start Material for the task

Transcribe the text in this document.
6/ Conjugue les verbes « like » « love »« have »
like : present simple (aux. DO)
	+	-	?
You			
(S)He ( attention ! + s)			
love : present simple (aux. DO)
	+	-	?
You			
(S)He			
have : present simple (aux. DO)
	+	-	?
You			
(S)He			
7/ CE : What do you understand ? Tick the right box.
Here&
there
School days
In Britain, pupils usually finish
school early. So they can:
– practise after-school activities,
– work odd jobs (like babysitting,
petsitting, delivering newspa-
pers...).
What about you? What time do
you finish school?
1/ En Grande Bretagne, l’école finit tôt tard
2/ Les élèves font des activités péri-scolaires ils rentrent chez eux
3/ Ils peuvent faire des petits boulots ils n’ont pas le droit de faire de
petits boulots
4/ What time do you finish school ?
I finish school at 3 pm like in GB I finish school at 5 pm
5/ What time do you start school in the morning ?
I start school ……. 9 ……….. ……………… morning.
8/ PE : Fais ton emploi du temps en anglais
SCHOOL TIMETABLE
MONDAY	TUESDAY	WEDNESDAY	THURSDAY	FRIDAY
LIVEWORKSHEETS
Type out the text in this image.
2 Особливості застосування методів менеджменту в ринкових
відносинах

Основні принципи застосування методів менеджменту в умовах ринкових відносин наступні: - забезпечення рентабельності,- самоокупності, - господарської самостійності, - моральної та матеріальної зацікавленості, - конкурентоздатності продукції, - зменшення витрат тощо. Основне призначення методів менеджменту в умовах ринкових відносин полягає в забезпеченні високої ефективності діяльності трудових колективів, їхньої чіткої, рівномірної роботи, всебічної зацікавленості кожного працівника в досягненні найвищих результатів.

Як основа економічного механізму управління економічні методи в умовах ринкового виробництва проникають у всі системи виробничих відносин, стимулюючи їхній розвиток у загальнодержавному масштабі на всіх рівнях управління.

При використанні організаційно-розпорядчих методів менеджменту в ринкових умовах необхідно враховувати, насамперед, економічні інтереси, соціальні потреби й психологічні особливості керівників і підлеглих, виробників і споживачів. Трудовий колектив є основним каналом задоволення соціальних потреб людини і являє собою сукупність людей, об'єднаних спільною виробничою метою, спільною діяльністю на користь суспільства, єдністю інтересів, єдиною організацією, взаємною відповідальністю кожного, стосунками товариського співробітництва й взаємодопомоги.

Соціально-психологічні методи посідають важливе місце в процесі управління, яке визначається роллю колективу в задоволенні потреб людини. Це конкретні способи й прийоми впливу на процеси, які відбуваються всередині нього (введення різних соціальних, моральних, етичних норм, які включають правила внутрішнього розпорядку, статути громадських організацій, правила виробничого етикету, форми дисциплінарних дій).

end Material for the task

- Task goal
Extract every record and return it verbatim.

- Problem solution
Transcribe the text in this document.
6/ Conjugue les verbes « like » « love »« have »
like : present simple (aux. DO)
	+	-	?
You			
(S)He ( attention ! + s)			
love : present simple (aux. DO)
	+	-	?
You			
(S)He			
have : present simple (aux. DO)
	+	-	?
You			
(S)He			
7/ CE : What do you understand ? Tick the right box.
Here&
there
School days
In Britain, pupils usually finish
school early. So they can:
– practise after-school activities,
– work odd jobs (like babysitting,
petsitting, delivering newspa-
pers...).
What about you? What time do
you finish school?
1/ En Grande Bretagne, l’école finit tôt tard
2/ Les élèves font des activités péri-scolaires ils rentrent chez eux
3/ Ils peuvent faire des petits boulots ils n’ont pas le droit de faire de
petits boulots
4/ What time do you finish school ?
I finish school at 3 pm like in GB I finish school at 5 pm
5/ What time do you start school in the morning ?
I start school ……. 9 ……….. ……………… morning.
8/ PE : Fais ton emploi du temps en anglais
SCHOOL TIMETABLE
MONDAY	TUESDAY	WEDNESDAY	THURSDAY	FRIDAY
LIVEWORKSHEETS
Type out the text in this image.
2 Особливості застосування методів менеджменту в ринкових
відносинах

Основні принципи застосування методів менеджменту в умовах ринкових відносин наступні: - забезпечення рентабельності,- самоокупності, - господарської самостійності, - моральної та матеріальної зацікавленості, - конкурентоздатності продукції, - зменшення витрат тощо. Основне призначення методів менеджменту в умовах ринкових відносин полягає в забезпеченні високої ефективності діяльності трудових колективів, їхньої чіткої, рівномірної роботи, всебічної зацікавленості кожного працівника в досягненні найвищих результатів.

Як основа економічного механізму управління економічні методи в умовах ринкового виробництва проникають у всі системи виробничих відносин, стимулюючи їхній розвиток у загальнодержавному масштабі на всіх рівнях управління.

При використанні організаційно-розпорядчих методів менеджменту в ринкових умовах необхідно враховувати, насамперед, економічні інтереси, соціальні потреби й психологічні особливості керівників і підлеглих, виробників і споживачів. Трудовий колектив є основним каналом задоволення соціальних потреб людини і являє собою сукупність людей, об'єднаних спільною виробничою метою, спільною діяльністю на користь суспільства, єдністю інтересів, єдиною організацією, взаємною відповідальністю кожного, стосунками товариського співробітництва й взаємодопомоги.

Соціально-психологічні методи посідають важливе місце в процесі управління, яке визначається роллю колективу в задоволенні потреб людини. Це конкретні способи й прийоми впливу на процеси, які відбуваються всередині нього (введення різних соціальних, моральних, етичних норм, які включають правила внутрішнього розпорядку, статути громадських організацій, правила виробничого етикету, форми дисциплінарних дій).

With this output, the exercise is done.